EXERCISE TASK: From the records below, copy every line that contains the word "extent".

DATASET RECORDS:
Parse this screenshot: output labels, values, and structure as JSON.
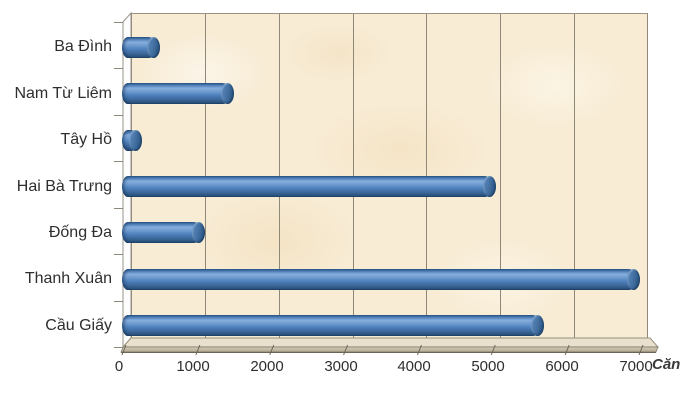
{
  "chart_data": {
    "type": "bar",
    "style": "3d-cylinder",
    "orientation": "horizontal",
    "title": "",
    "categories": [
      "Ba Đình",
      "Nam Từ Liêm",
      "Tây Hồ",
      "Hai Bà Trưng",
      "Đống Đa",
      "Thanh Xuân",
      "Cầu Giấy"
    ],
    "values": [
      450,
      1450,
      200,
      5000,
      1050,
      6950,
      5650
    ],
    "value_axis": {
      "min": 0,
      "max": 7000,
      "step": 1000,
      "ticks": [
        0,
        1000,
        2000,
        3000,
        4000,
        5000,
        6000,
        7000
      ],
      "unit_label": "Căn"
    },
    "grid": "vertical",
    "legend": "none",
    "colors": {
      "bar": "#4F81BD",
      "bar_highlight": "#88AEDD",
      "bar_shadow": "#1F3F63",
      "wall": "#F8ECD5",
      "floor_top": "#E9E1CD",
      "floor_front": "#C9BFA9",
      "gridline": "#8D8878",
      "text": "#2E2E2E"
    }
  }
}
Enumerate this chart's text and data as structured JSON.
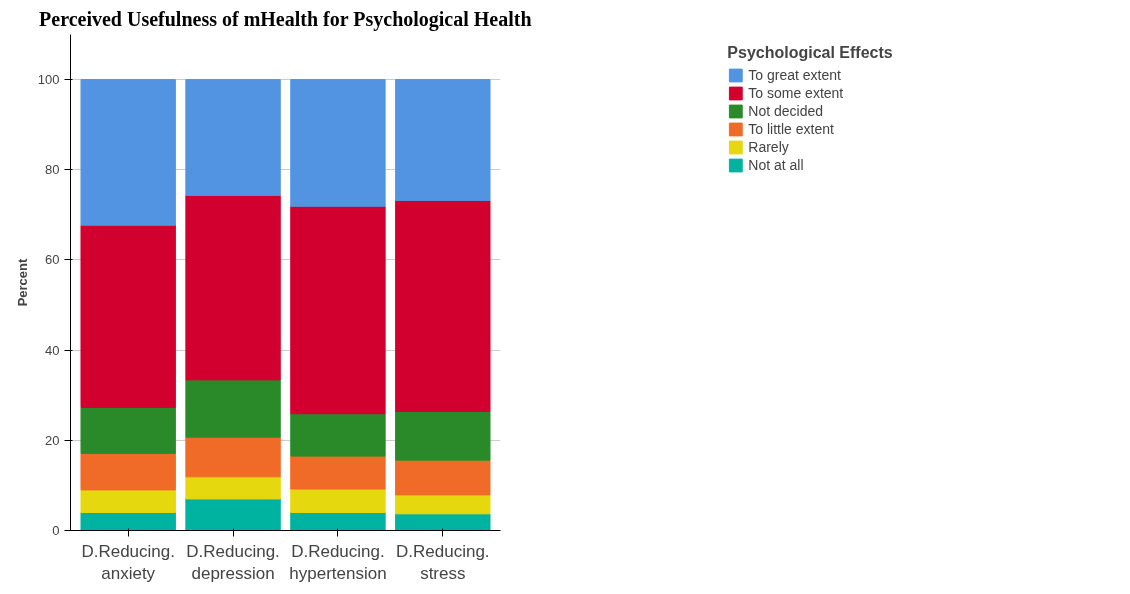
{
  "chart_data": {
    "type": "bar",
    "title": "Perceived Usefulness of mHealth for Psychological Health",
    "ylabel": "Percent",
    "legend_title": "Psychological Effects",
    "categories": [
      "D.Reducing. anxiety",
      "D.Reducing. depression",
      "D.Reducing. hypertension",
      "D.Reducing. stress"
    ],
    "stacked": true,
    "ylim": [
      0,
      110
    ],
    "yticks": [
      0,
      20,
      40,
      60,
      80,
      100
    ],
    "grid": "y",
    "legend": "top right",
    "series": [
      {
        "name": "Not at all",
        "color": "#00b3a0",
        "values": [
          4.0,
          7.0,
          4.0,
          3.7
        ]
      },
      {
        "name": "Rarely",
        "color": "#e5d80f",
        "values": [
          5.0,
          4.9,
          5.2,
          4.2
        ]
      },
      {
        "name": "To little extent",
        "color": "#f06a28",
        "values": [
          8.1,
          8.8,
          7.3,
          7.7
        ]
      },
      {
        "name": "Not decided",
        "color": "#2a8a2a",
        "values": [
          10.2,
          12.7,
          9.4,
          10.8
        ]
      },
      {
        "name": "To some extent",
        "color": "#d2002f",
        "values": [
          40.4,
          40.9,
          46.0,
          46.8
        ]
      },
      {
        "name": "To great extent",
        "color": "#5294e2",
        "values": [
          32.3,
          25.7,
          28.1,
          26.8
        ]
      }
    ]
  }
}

* * *

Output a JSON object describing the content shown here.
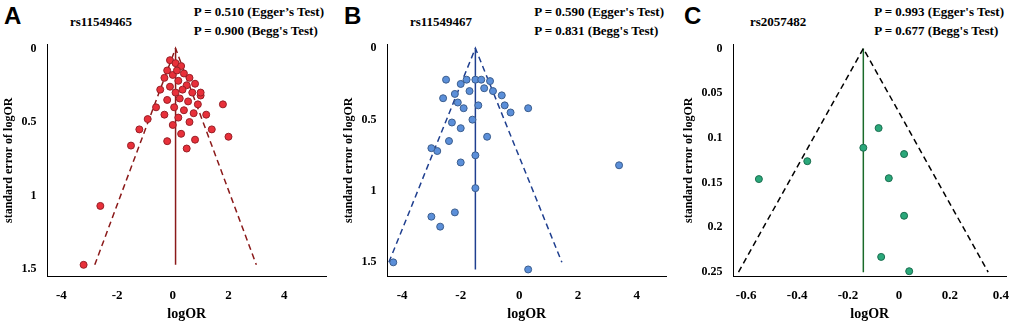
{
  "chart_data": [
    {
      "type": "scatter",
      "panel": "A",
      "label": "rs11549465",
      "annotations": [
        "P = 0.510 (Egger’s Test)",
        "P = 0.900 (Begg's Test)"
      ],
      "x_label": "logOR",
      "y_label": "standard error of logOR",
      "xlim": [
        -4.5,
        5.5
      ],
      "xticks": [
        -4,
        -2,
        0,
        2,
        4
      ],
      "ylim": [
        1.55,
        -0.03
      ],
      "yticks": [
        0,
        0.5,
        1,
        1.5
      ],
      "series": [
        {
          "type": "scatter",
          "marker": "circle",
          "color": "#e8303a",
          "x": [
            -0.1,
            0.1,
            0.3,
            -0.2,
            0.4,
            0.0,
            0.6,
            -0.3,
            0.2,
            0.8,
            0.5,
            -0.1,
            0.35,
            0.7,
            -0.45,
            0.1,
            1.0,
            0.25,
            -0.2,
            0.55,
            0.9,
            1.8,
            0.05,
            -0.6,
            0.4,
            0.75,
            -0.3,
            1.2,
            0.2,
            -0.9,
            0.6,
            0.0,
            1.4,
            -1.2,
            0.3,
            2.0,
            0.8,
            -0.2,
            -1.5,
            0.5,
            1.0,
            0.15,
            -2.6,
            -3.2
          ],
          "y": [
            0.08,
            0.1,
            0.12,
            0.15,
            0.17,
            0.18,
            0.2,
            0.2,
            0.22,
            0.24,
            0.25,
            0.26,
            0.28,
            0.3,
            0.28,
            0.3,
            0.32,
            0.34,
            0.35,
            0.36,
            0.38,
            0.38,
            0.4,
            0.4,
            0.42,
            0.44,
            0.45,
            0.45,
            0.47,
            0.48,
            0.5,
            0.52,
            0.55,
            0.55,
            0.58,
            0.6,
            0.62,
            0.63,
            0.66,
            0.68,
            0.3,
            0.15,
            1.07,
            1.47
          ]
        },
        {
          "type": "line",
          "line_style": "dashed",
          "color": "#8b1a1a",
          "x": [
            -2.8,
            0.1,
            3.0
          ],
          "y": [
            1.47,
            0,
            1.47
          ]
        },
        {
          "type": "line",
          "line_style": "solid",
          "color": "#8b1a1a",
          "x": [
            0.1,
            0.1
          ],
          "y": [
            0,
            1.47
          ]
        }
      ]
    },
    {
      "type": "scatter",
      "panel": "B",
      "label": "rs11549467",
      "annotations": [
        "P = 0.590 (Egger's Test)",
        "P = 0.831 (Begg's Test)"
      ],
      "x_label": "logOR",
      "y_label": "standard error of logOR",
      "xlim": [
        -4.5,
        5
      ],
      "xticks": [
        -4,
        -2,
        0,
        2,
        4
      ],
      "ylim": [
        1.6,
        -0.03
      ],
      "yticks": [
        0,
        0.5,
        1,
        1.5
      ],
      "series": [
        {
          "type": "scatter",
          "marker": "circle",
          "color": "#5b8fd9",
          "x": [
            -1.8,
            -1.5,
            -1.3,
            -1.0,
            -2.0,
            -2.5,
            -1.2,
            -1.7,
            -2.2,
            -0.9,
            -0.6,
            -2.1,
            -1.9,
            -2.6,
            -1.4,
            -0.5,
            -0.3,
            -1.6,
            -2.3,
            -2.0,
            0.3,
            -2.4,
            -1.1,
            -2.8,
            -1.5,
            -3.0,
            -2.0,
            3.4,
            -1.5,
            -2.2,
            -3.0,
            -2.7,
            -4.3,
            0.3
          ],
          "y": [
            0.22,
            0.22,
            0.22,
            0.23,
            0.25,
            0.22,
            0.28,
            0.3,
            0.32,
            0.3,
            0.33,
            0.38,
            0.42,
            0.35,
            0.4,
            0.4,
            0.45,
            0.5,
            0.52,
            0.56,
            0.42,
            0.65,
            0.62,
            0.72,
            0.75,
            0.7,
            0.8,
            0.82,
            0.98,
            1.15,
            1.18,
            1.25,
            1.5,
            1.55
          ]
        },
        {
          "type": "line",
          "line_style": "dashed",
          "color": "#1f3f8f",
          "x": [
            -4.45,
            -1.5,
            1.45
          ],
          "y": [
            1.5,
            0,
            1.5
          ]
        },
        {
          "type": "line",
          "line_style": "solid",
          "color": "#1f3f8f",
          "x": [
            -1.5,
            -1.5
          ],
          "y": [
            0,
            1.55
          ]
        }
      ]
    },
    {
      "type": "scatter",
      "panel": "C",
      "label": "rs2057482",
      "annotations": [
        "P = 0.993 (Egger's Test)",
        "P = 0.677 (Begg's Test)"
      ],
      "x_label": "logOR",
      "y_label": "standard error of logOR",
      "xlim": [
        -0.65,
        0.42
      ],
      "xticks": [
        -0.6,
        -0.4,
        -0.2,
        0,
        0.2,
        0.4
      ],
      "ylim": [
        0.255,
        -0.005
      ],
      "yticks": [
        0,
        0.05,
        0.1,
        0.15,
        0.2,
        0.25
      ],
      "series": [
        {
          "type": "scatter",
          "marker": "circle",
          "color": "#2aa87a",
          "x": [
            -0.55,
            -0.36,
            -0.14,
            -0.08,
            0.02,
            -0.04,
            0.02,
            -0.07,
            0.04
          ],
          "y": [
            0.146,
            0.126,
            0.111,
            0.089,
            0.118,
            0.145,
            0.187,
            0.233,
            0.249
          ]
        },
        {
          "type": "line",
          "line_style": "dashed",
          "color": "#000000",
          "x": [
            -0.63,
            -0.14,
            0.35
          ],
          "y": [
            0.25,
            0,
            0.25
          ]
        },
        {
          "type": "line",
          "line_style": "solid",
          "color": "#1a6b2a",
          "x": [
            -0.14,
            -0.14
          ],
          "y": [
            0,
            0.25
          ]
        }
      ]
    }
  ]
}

* * *

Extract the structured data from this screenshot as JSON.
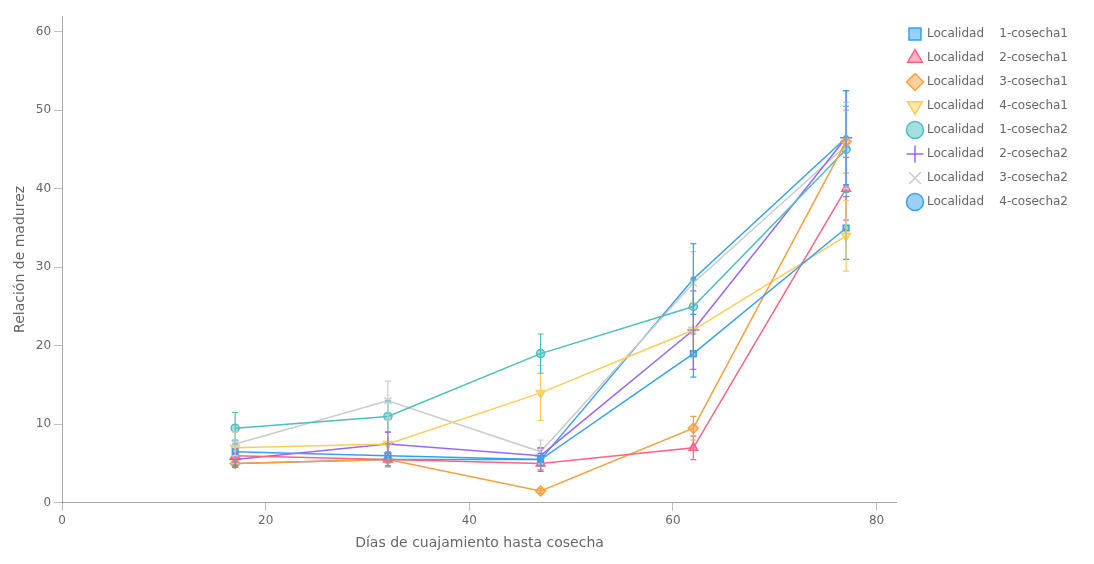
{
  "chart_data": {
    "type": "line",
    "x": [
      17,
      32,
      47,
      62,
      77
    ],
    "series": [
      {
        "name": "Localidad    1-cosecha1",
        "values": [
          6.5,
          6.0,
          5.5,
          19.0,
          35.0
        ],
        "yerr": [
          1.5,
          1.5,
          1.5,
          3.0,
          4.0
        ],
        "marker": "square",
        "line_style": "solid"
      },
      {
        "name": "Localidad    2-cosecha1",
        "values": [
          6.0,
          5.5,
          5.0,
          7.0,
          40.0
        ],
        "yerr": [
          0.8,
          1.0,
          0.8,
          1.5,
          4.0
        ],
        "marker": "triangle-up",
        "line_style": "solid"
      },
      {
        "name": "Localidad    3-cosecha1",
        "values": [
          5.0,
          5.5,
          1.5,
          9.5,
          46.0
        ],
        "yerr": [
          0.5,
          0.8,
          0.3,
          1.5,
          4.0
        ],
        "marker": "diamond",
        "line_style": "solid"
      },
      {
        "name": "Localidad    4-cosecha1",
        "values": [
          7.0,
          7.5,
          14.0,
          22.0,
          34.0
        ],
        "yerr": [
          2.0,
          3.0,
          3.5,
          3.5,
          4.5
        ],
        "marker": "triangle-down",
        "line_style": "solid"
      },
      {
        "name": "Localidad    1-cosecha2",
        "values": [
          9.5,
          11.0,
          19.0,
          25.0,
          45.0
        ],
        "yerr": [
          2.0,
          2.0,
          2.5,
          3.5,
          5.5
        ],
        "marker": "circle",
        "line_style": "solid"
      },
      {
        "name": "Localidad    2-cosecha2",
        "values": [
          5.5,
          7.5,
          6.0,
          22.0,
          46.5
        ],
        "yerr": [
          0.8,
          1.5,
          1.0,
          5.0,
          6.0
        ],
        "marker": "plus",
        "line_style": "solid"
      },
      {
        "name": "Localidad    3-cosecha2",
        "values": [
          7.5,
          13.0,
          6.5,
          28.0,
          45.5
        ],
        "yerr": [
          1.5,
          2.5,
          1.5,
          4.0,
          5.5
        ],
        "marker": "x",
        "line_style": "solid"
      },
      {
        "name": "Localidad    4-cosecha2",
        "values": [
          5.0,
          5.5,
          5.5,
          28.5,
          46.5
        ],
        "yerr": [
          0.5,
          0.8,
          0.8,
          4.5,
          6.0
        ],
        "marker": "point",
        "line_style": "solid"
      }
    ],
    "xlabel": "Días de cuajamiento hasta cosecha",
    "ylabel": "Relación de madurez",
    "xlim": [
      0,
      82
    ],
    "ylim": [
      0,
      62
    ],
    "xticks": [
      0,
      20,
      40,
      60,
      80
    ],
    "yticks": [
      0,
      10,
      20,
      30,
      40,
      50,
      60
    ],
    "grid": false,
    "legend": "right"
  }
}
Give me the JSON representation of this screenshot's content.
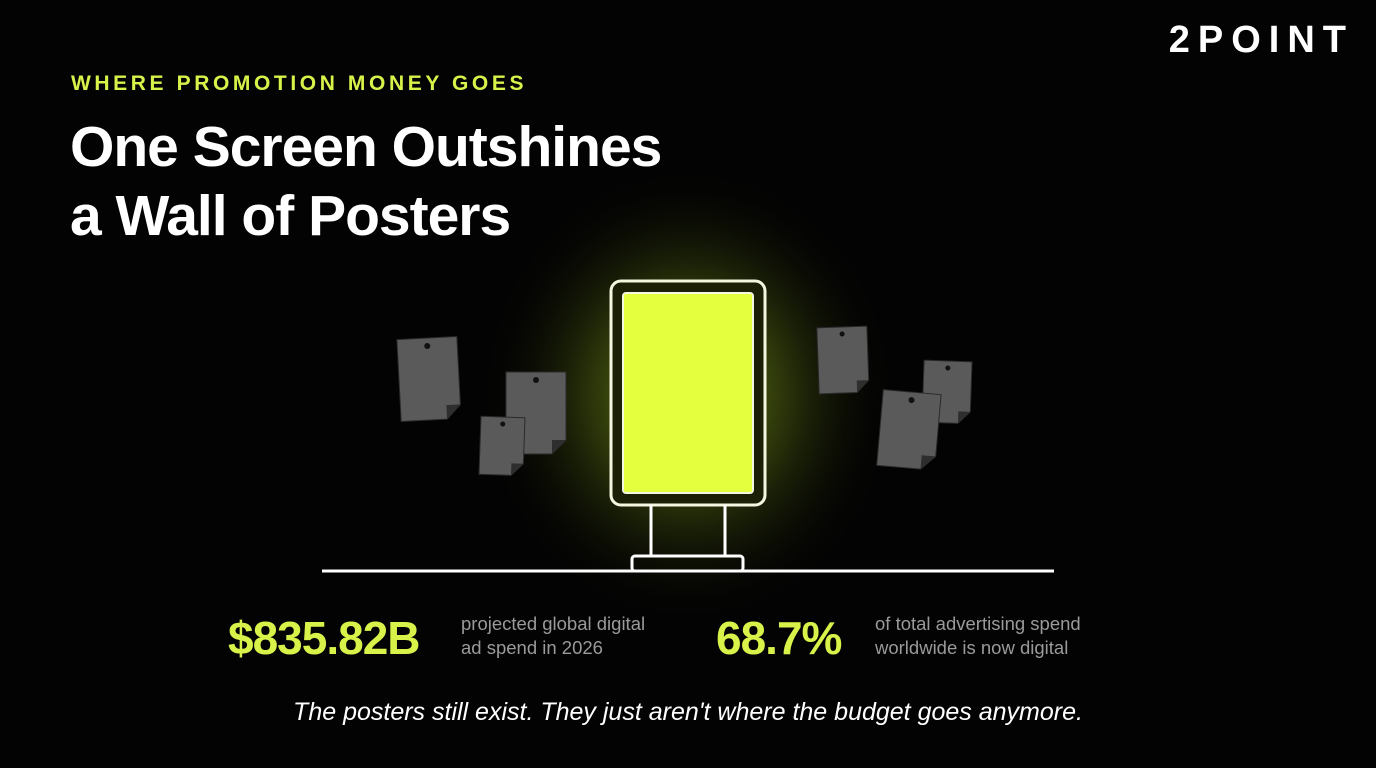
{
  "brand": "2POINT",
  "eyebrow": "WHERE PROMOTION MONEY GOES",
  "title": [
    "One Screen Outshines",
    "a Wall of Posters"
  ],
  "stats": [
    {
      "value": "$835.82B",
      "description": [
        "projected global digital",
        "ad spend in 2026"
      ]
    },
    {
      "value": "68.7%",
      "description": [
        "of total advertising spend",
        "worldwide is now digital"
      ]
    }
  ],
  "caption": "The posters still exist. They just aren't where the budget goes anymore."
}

EXPECTED OUTPUT:
        "name": "To little extent",
        "name": "To some extent",
        "name": "To great extent",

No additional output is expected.